▶ [DOCUMENT PASSAGE]
There has been much made in the last few years in many states about laws that require at least one person to be taken to jail if the police respond to a domestic violence call and they find any evidence of abuse. There has been controversy associated with these laws because, in many instances, parties refuse to press charges yet someone ends up with an arrest record anyway. There have also been allegations in many jurisdictions that it is presumed that the man in the situation is the batterer even though that may not be indicated by the evidence in front of the police.
Virginia’s Domestic Violence Law
Virginia terms domestic violence as “family abuse.” Family abuse occurs in Virginia when a family member commits assault and battery against another family member or a member of the household. There are many relatives considered to be covered as family as well as a number of different household situations and living arrangements that are required for family abuse charges to be brought. Suffice it to say, if the violence involves blood relatives, family abuse can be charged regardless of the current living situation among the parties. It is also important to note that the Virginia law includes any member of the household that has lived in the residence in the last 12 months. In plain English, this means that a current or former roommate (in the last 12 months, at least) is covered by this law.

▶ [REQUIREMENT 1]
Set down the rows verbatim, everything from the first row down to the one containing "comment-reply-link[interactable]: Responder: [93, 518, 147, 530]", both included.

▶ [PROVIDED RECORDS]

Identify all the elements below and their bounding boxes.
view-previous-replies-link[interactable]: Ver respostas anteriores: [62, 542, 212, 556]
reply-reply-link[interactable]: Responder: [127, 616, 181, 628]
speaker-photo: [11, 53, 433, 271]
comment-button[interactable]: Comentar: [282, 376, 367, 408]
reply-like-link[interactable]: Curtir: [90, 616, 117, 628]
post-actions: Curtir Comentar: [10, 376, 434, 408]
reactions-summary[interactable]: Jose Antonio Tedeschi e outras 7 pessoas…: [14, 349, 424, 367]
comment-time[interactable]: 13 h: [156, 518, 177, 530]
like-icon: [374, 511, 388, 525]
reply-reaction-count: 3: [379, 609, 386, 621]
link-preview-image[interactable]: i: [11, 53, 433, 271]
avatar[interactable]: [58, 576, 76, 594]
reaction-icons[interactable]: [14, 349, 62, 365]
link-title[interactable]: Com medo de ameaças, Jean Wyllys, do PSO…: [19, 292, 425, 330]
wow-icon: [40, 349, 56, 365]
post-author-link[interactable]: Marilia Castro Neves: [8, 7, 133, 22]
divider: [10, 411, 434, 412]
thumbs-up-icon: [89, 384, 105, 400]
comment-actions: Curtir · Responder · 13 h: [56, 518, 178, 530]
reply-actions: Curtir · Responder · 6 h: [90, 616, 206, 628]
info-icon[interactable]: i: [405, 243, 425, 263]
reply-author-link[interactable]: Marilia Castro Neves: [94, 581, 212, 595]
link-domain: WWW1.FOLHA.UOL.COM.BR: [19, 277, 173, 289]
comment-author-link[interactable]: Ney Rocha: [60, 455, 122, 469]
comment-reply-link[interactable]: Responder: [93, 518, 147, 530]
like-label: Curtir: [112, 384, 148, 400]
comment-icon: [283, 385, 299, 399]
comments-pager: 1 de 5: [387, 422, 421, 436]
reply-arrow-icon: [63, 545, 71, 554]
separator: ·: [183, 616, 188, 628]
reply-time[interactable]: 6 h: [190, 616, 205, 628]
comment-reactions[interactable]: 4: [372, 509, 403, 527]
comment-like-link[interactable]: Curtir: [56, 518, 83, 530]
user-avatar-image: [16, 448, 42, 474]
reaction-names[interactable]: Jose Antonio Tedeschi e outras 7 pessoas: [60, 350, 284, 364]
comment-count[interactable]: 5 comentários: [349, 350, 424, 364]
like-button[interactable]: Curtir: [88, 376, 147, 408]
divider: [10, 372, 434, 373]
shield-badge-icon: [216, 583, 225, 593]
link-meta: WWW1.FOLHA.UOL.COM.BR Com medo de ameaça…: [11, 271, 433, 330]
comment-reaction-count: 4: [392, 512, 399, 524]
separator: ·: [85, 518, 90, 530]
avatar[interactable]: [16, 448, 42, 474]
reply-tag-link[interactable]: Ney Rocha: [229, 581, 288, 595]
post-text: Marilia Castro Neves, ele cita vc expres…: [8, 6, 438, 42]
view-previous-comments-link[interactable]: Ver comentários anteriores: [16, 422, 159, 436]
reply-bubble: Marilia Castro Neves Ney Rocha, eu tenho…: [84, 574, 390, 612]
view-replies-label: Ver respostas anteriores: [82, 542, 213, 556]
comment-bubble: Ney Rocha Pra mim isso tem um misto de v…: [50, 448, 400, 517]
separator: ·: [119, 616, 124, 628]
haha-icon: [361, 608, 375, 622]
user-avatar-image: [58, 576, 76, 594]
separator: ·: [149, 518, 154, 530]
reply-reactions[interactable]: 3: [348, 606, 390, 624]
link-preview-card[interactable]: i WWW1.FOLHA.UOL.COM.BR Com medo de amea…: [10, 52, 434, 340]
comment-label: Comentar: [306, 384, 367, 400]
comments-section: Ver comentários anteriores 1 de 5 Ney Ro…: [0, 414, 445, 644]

▶ [REQUIREMENT 2]
Take the passage on Virginia's domestic violence law further, beginning right after its last sentence.

▶ [TASK OUTPUT 1]
Identify all the elements below and their bounding boxes.
view-previous-replies-link[interactable]: Ver respostas anteriores: [62, 542, 212, 556]
reply-reply-link[interactable]: Responder: [127, 616, 181, 628]
speaker-photo: [11, 53, 433, 271]
comment-button[interactable]: Comentar: [282, 376, 367, 408]
reply-like-link[interactable]: Curtir: [90, 616, 117, 628]
post-actions: Curtir Comentar: [10, 376, 434, 408]
reactions-summary[interactable]: Jose Antonio Tedeschi e outras 7 pessoas…: [14, 349, 424, 367]
comment-time[interactable]: 13 h: [156, 518, 177, 530]
like-icon: [374, 511, 388, 525]
reply-reaction-count: 3: [379, 609, 386, 621]
link-preview-image[interactable]: i: [11, 53, 433, 271]
avatar[interactable]: [58, 576, 76, 594]
reaction-icons[interactable]: [14, 349, 62, 365]
link-title[interactable]: Com medo de ameaças, Jean Wyllys, do PSO…: [19, 292, 425, 330]
wow-icon: [40, 349, 56, 365]
post-author-link[interactable]: Marilia Castro Neves: [8, 7, 133, 22]
divider: [10, 411, 434, 412]
thumbs-up-icon: [89, 384, 105, 400]
comment-actions: Curtir · Responder · 13 h: [56, 518, 178, 530]
reply-actions: Curtir · Responder · 6 h: [90, 616, 206, 628]
info-icon[interactable]: i: [405, 243, 425, 263]
reply-author-link[interactable]: Marilia Castro Neves: [94, 581, 212, 595]
link-domain: WWW1.FOLHA.UOL.COM.BR: [19, 277, 173, 289]
comment-author-link[interactable]: Ney Rocha: [60, 455, 122, 469]
comment-reply-link[interactable]: Responder: [93, 518, 147, 530]

▶ [TASK OUTPUT 2]
What About Automatic Jail?
Virginia’s law does not require one party in a domestic dispute to go to jail, per se. However, in family abuse situations, Virginia’s law allows responding police officers to make an arrest without a warrant if there is probable cause that a domestic assault and battery has occurred.
Ordinarily, police can only arrest someone in two circumstances:
With an arrest warrant issued by a judge or magistrate.
If they witness the commission of a crime.
For example, if the police are called to a house on a noise complaint, they can issue a ticket for a noise violation if they witness the violation. They cannot, however, arrest you for a burglary they believe you committed two weeks ago while responding to the noise complaint. If, however, the police had obtained a warrant for the burglary, they could then arrest you. This is not the case in family abuse situations.
In Virginia, if the police respond to a family abuse situation, they can make an arrest with probable cause. They can determine probable cause in many ways. Obviously, the physical condition of the parties is often the determining factor. If someone is bloody but claims he or she fell down the steps, for example, it does not preclude an arrest. Often, the police will ask to examine both parties. In the example above, if they find the other party has bloody knuckles, chances are pretty high that that party is going to jail even though the other denies the assault and battery.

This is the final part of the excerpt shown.